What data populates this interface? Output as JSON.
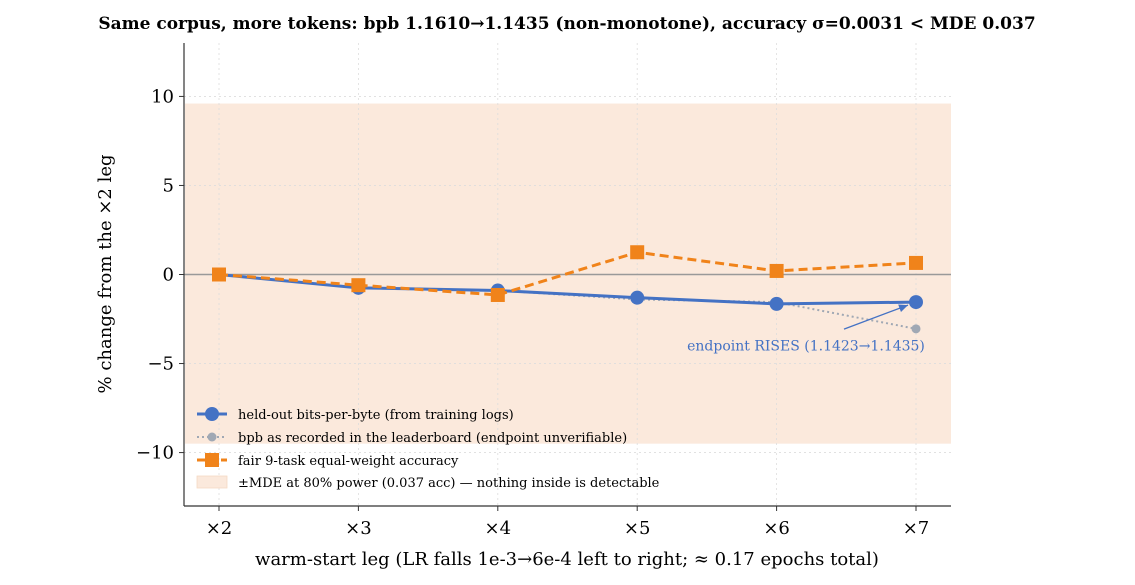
{
  "chart_data": {
    "type": "line",
    "title": "Same corpus, more tokens: bpb 1.1610→1.1435 (non-monotone), accuracy σ=0.0031 < MDE 0.037",
    "xlabel": "warm-start leg (LR falls 1e-3→6e-4 left to right; ≈ 0.17 epochs total)",
    "ylabel": "% change from the ×2 leg",
    "categories": [
      "×2",
      "×3",
      "×4",
      "×5",
      "×6",
      "×7"
    ],
    "ylim": [
      -13,
      13
    ],
    "yticks": [
      -10,
      -5,
      0,
      5,
      10
    ],
    "ytick_labels": [
      "−10",
      "−5",
      "0",
      "5",
      "10"
    ],
    "grid": true,
    "legend_position": "lower-left",
    "band": {
      "label": "±MDE at 80% power (0.037 acc) — nothing inside is detectable",
      "low": -9.5,
      "high": 9.6,
      "color": "#fbe9dc"
    },
    "series": [
      {
        "name": "held-out bits-per-byte (from training logs)",
        "values": [
          0,
          -0.75,
          -0.9,
          -1.3,
          -1.65,
          -1.55
        ],
        "color": "#4472c4",
        "style": "solid",
        "marker": "circle"
      },
      {
        "name": "bpb as recorded in the leaderboard (endpoint unverifiable)",
        "values": [
          0,
          -0.75,
          -0.9,
          -1.4,
          -1.55,
          -3.05
        ],
        "color": "#a0a8b4",
        "style": "dotted",
        "marker": "small-circle"
      },
      {
        "name": "fair 9-task equal-weight accuracy",
        "values": [
          0,
          -0.6,
          -1.15,
          1.25,
          0.2,
          0.65
        ],
        "color": "#f0831a",
        "style": "dashed",
        "marker": "square"
      }
    ],
    "annotations": [
      {
        "text": "endpoint RISES (1.1423→1.1435)",
        "color": "#4472c4"
      }
    ]
  }
}
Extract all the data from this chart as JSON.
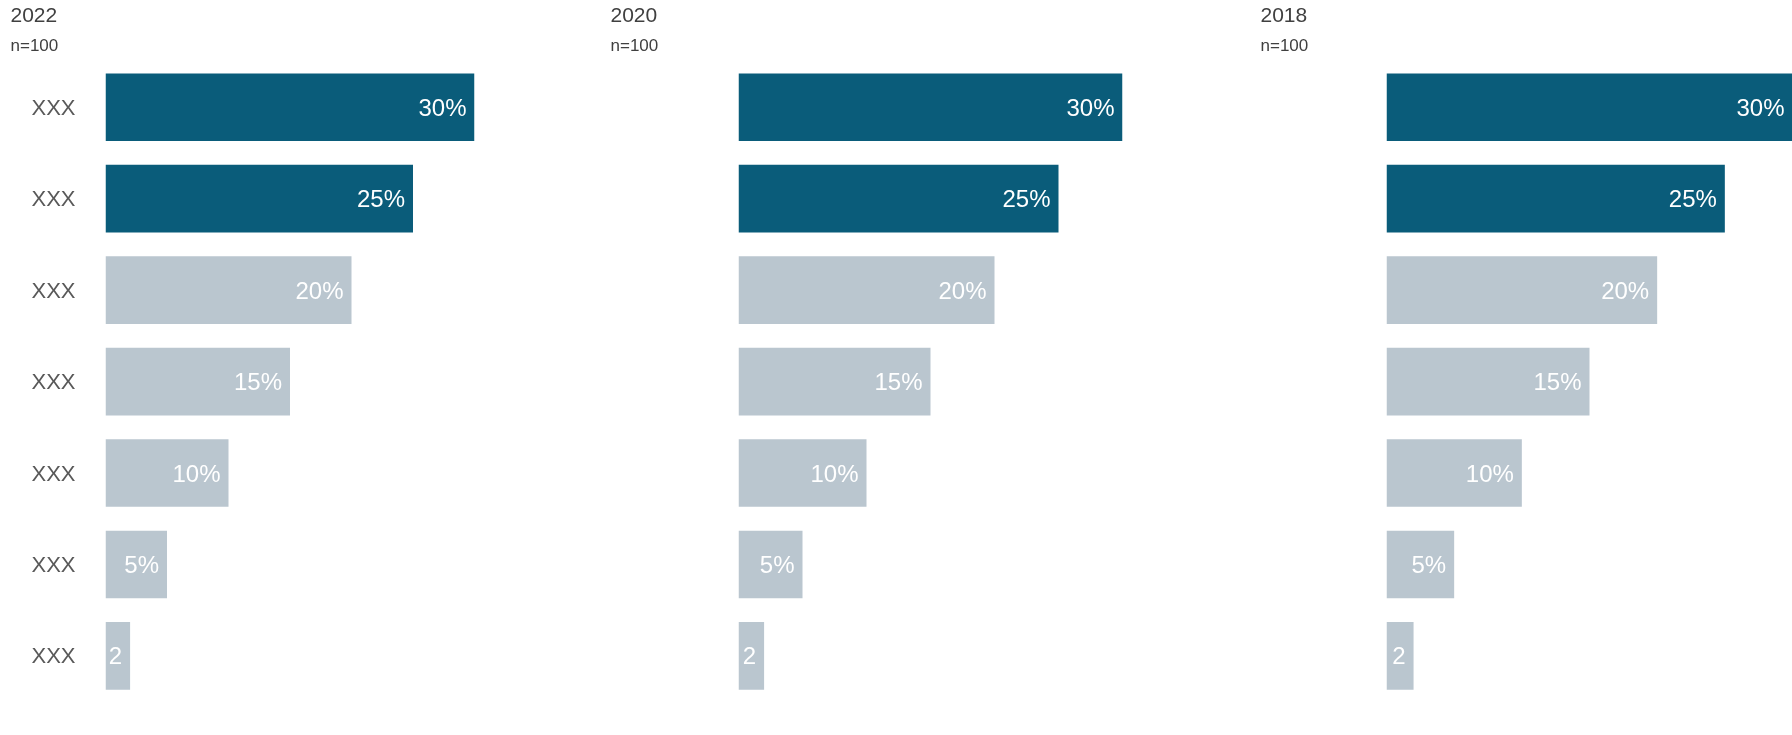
{
  "chart_data": [
    {
      "type": "bar",
      "orientation": "horizontal",
      "title": "2022",
      "subtitle": "n=100",
      "categories": [
        "XXX",
        "XXX",
        "XXX",
        "XXX",
        "XXX",
        "XXX",
        "XXX"
      ],
      "values": [
        30,
        25,
        20,
        15,
        10,
        5,
        2
      ],
      "colors": [
        "#0a5c7a",
        "#0a5c7a",
        "#bac6cf",
        "#bac6cf",
        "#bac6cf",
        "#bac6cf",
        "#bac6cf"
      ],
      "value_labels": [
        "30%",
        "25%",
        "20%",
        "15%",
        "10%",
        "5%",
        "2"
      ],
      "tick_labels": "y"
    },
    {
      "type": "bar",
      "orientation": "horizontal",
      "title": "2020",
      "subtitle": "n=100",
      "categories": [
        null,
        null,
        null,
        null,
        null,
        null,
        null
      ],
      "values": [
        30,
        25,
        20,
        15,
        10,
        5,
        2
      ],
      "colors": [
        "#0a5c7a",
        "#0a5c7a",
        "#bac6cf",
        "#bac6cf",
        "#bac6cf",
        "#bac6cf",
        "#bac6cf"
      ],
      "value_labels": [
        "30%",
        "25%",
        "20%",
        "15%",
        "10%",
        "5%",
        "2"
      ],
      "tick_labels": false
    },
    {
      "type": "bar",
      "orientation": "horizontal",
      "title": "2018",
      "subtitle": "n=100",
      "categories": [
        null,
        null,
        null,
        null,
        null,
        null,
        null
      ],
      "values": [
        30,
        25,
        20,
        15,
        10,
        5,
        2
      ],
      "colors": [
        "#0a5c7a",
        "#0a5c7a",
        "#bac6cf",
        "#bac6cf",
        "#bac6cf",
        "#bac6cf",
        "#bac6cf"
      ],
      "value_labels": [
        "30%",
        "25%",
        "20%",
        "15%",
        "10%",
        "5%",
        "2"
      ],
      "tick_labels": false
    }
  ]
}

# # #

• _PROBLEM_
All lines of the data above that include the word "accuracy" must be shown.

• _TASK OUTPUT_
    "title": "Same corpus, more tokens: bpb 1.1610→1.1435 (non-monotone), accuracy σ=0.0031 < MDE 0.037",
        "name": "fair 9-task equal-weight accuracy",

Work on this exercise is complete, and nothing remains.